▶ DIRECTIONS
Produce an exact copy of all the data below, dropping every image.

## begin

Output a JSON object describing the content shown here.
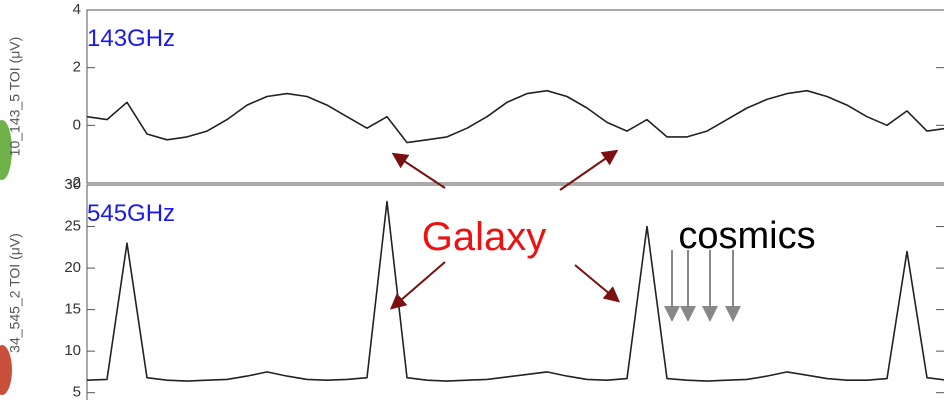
{
  "chart_data": [
    {
      "type": "line",
      "label": "143GHz",
      "y_label": "10_143_5 TOI (μV)",
      "color": "#222222",
      "values": [
        0.3,
        0.2,
        0.8,
        -0.3,
        -0.5,
        -0.4,
        -0.2,
        0.2,
        0.7,
        1.0,
        1.1,
        1.0,
        0.7,
        0.3,
        -0.1,
        0.3,
        -0.6,
        -0.5,
        -0.4,
        -0.1,
        0.3,
        0.8,
        1.1,
        1.2,
        1.0,
        0.6,
        0.1,
        -0.2,
        0.2,
        -0.4,
        -0.4,
        -0.2,
        0.2,
        0.6,
        0.9,
        1.1,
        1.2,
        1.0,
        0.7,
        0.3,
        0.0,
        0.5,
        -0.2,
        -0.1
      ],
      "ylim": [
        -2,
        4
      ],
      "yticks": [
        -2,
        0,
        2,
        4
      ]
    },
    {
      "type": "line",
      "label": "545GHz",
      "y_label": "34_545_2 TOI (μV)",
      "color": "#222222",
      "values": [
        6.5,
        6.6,
        23,
        6.8,
        6.5,
        6.4,
        6.5,
        6.6,
        7.0,
        7.5,
        7.0,
        6.6,
        6.5,
        6.6,
        6.8,
        28,
        6.8,
        6.5,
        6.4,
        6.5,
        6.6,
        6.9,
        7.2,
        7.5,
        7.0,
        6.6,
        6.5,
        6.7,
        25,
        6.7,
        6.5,
        6.4,
        6.5,
        6.6,
        7.0,
        7.5,
        7.1,
        6.7,
        6.5,
        6.5,
        6.7,
        22,
        6.8,
        6.5
      ],
      "ylim": [
        4,
        30
      ],
      "yticks": [
        5,
        10,
        15,
        20,
        25,
        30
      ]
    }
  ],
  "annotations": {
    "galaxy": "Galaxy",
    "cosmics": "cosmics"
  }
}
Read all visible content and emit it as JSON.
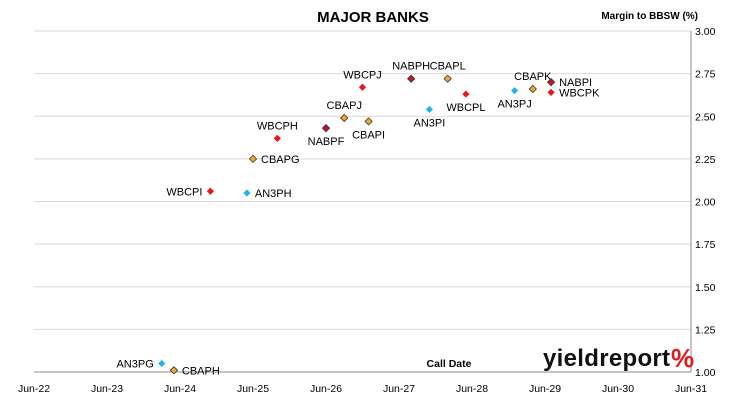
{
  "chart_data": {
    "type": "scatter",
    "title": "MAJOR BANKS",
    "ylabel": "Margin to BBSW (%)",
    "xlabel": "Call Date",
    "xlim": [
      "2022-06",
      "2031-06"
    ],
    "ylim": [
      1.0,
      3.0
    ],
    "y_ticks": [
      "1.00",
      "1.25",
      "1.50",
      "1.75",
      "2.00",
      "2.25",
      "2.50",
      "2.75",
      "3.00"
    ],
    "x_ticks": [
      "Jun-22",
      "Jun-23",
      "Jun-24",
      "Jun-25",
      "Jun-26",
      "Jun-27",
      "Jun-28",
      "Jun-29",
      "Jun-30",
      "Jun-31"
    ],
    "grid": "horizontal",
    "y_axis_side": "right",
    "colors": {
      "red": "#e31a1c",
      "orange": "#f0a830",
      "darkred": "#c0182a",
      "cyan": "#1fb5e8",
      "outline": "#333333"
    },
    "points": [
      {
        "label": "AN3PG",
        "date": "2024-03",
        "y": 1.05,
        "color": "cyan",
        "label_pos": "left"
      },
      {
        "label": "CBAPH",
        "date": "2024-05",
        "y": 1.01,
        "color": "orange",
        "label_pos": "right"
      },
      {
        "label": "WBCPI",
        "date": "2024-11",
        "y": 2.06,
        "color": "red",
        "label_pos": "left"
      },
      {
        "label": "AN3PH",
        "date": "2025-05",
        "y": 2.05,
        "color": "cyan",
        "label_pos": "right"
      },
      {
        "label": "CBAPG",
        "date": "2025-06",
        "y": 2.25,
        "color": "orange",
        "label_pos": "right"
      },
      {
        "label": "WBCPH",
        "date": "2025-10",
        "y": 2.37,
        "color": "red",
        "label_pos": "above"
      },
      {
        "label": "NABPF",
        "date": "2026-06",
        "y": 2.43,
        "color": "darkred",
        "label_pos": "below"
      },
      {
        "label": "CBAPJ",
        "date": "2026-09",
        "y": 2.49,
        "color": "orange",
        "label_pos": "above"
      },
      {
        "label": "WBCPJ",
        "date": "2026-12",
        "y": 2.67,
        "color": "red",
        "label_pos": "above"
      },
      {
        "label": "CBAPI",
        "date": "2027-01",
        "y": 2.47,
        "color": "orange",
        "label_pos": "below"
      },
      {
        "label": "NABPH",
        "date": "2027-08",
        "y": 2.72,
        "color": "darkred",
        "label_pos": "above"
      },
      {
        "label": "AN3PI",
        "date": "2027-11",
        "y": 2.54,
        "color": "cyan",
        "label_pos": "below"
      },
      {
        "label": "CBAPL",
        "date": "2028-02",
        "y": 2.72,
        "color": "orange",
        "label_pos": "above"
      },
      {
        "label": "WBCPL",
        "date": "2028-05",
        "y": 2.63,
        "color": "red",
        "label_pos": "below"
      },
      {
        "label": "AN3PJ",
        "date": "2029-01",
        "y": 2.65,
        "color": "cyan",
        "label_pos": "below"
      },
      {
        "label": "CBAPK",
        "date": "2029-04",
        "y": 2.66,
        "color": "orange",
        "label_pos": "above"
      },
      {
        "label": "NABPI",
        "date": "2029-07",
        "y": 2.7,
        "color": "darkred",
        "label_pos": "right"
      },
      {
        "label": "WBCPK",
        "date": "2029-07",
        "y": 2.64,
        "color": "red",
        "label_pos": "right"
      }
    ]
  },
  "logo": {
    "text": "yieldreport",
    "symbol": "%"
  }
}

## end

▶ SOLUTION TO THE PROBLEM
Output a JSON object describing the content shown here.
{
  "chart_data": [
    {
      "type": "line",
      "label": "143GHz",
      "y_label": "10_143_5 TOI (μV)",
      "color": "#222222",
      "values": [
        0.3,
        0.2,
        0.8,
        -0.3,
        -0.5,
        -0.4,
        -0.2,
        0.2,
        0.7,
        1.0,
        1.1,
        1.0,
        0.7,
        0.3,
        -0.1,
        0.3,
        -0.6,
        -0.5,
        -0.4,
        -0.1,
        0.3,
        0.8,
        1.1,
        1.2,
        1.0,
        0.6,
        0.1,
        -0.2,
        0.2,
        -0.4,
        -0.4,
        -0.2,
        0.2,
        0.6,
        0.9,
        1.1,
        1.2,
        1.0,
        0.7,
        0.3,
        0.0,
        0.5,
        -0.2,
        -0.1
      ],
      "ylim": [
        -2,
        4
      ],
      "yticks": [
        -2,
        0,
        2,
        4
      ]
    },
    {
      "type": "line",
      "label": "545GHz",
      "y_label": "34_545_2 TOI (μV)",
      "color": "#222222",
      "values": [
        6.5,
        6.6,
        23,
        6.8,
        6.5,
        6.4,
        6.5,
        6.6,
        7.0,
        7.5,
        7.0,
        6.6,
        6.5,
        6.6,
        6.8,
        28,
        6.8,
        6.5,
        6.4,
        6.5,
        6.6,
        6.9,
        7.2,
        7.5,
        7.0,
        6.6,
        6.5,
        6.7,
        25,
        6.7,
        6.5,
        6.4,
        6.5,
        6.6,
        7.0,
        7.5,
        7.1,
        6.7,
        6.5,
        6.5,
        6.7,
        22,
        6.8,
        6.5
      ],
      "ylim": [
        4,
        30
      ],
      "yticks": [
        5,
        10,
        15,
        20,
        25,
        30
      ]
    }
  ],
  "annotations": {
    "galaxy": "Galaxy",
    "cosmics": "cosmics"
  }
}
Read all visible content and emit it as JSON.
{
  "chart_data": {
    "type": "scatter",
    "title": "MAJOR BANKS",
    "ylabel": "Margin to BBSW (%)",
    "xlabel": "Call Date",
    "xlim": [
      "2022-06",
      "2031-06"
    ],
    "ylim": [
      1.0,
      3.0
    ],
    "y_ticks": [
      "1.00",
      "1.25",
      "1.50",
      "1.75",
      "2.00",
      "2.25",
      "2.50",
      "2.75",
      "3.00"
    ],
    "x_ticks": [
      "Jun-22",
      "Jun-23",
      "Jun-24",
      "Jun-25",
      "Jun-26",
      "Jun-27",
      "Jun-28",
      "Jun-29",
      "Jun-30",
      "Jun-31"
    ],
    "grid": "horizontal",
    "y_axis_side": "right",
    "colors": {
      "red": "#e31a1c",
      "orange": "#f0a830",
      "darkred": "#c0182a",
      "cyan": "#1fb5e8",
      "outline": "#333333"
    },
    "points": [
      {
        "label": "AN3PG",
        "date": "2024-03",
        "y": 1.05,
        "color": "cyan",
        "label_pos": "left"
      },
      {
        "label": "CBAPH",
        "date": "2024-05",
        "y": 1.01,
        "color": "orange",
        "label_pos": "right"
      },
      {
        "label": "WBCPI",
        "date": "2024-11",
        "y": 2.06,
        "color": "red",
        "label_pos": "left"
      },
      {
        "label": "AN3PH",
        "date": "2025-05",
        "y": 2.05,
        "color": "cyan",
        "label_pos": "right"
      },
      {
        "label": "CBAPG",
        "date": "2025-06",
        "y": 2.25,
        "color": "orange",
        "label_pos": "right"
      },
      {
        "label": "WBCPH",
        "date": "2025-10",
        "y": 2.37,
        "color": "red",
        "label_pos": "above"
      },
      {
        "label": "NABPF",
        "date": "2026-06",
        "y": 2.43,
        "color": "darkred",
        "label_pos": "below"
      },
      {
        "label": "CBAPJ",
        "date": "2026-09",
        "y": 2.49,
        "color": "orange",
        "label_pos": "above"
      },
      {
        "label": "WBCPJ",
        "date": "2026-12",
        "y": 2.67,
        "color": "red",
        "label_pos": "above"
      },
      {
        "label": "CBAPI",
        "date": "2027-01",
        "y": 2.47,
        "color": "orange",
        "label_pos": "below"
      },
      {
        "label": "NABPH",
        "date": "2027-08",
        "y": 2.72,
        "color": "darkred",
        "label_pos": "above"
      },
      {
        "label": "AN3PI",
        "date": "2027-11",
        "y": 2.54,
        "color": "cyan",
        "label_pos": "below"
      },
      {
        "label": "CBAPL",
        "date": "2028-02",
        "y": 2.72,
        "color": "orange",
        "label_pos": "above"
      },
      {
        "label": "WBCPL",
        "date": "2028-05",
        "y": 2.63,
        "color": "red",
        "label_pos": "below"
      },
      {
        "label": "AN3PJ",
        "date": "2029-01",
        "y": 2.65,
        "color": "cyan",
        "label_pos": "below"
      },
      {
        "label": "CBAPK",
        "date": "2029-04",
        "y": 2.66,
        "color": "orange",
        "label_pos": "above"
      },
      {
        "label": "NABPI",
        "date": "2029-07",
        "y": 2.7,
        "color": "darkred",
        "label_pos": "right"
      },
      {
        "label": "WBCPK",
        "date": "2029-07",
        "y": 2.64,
        "color": "red",
        "label_pos": "right"
      }
    ]
  },
  "logo": {
    "text": "yieldreport",
    "symbol": "%"
  }
}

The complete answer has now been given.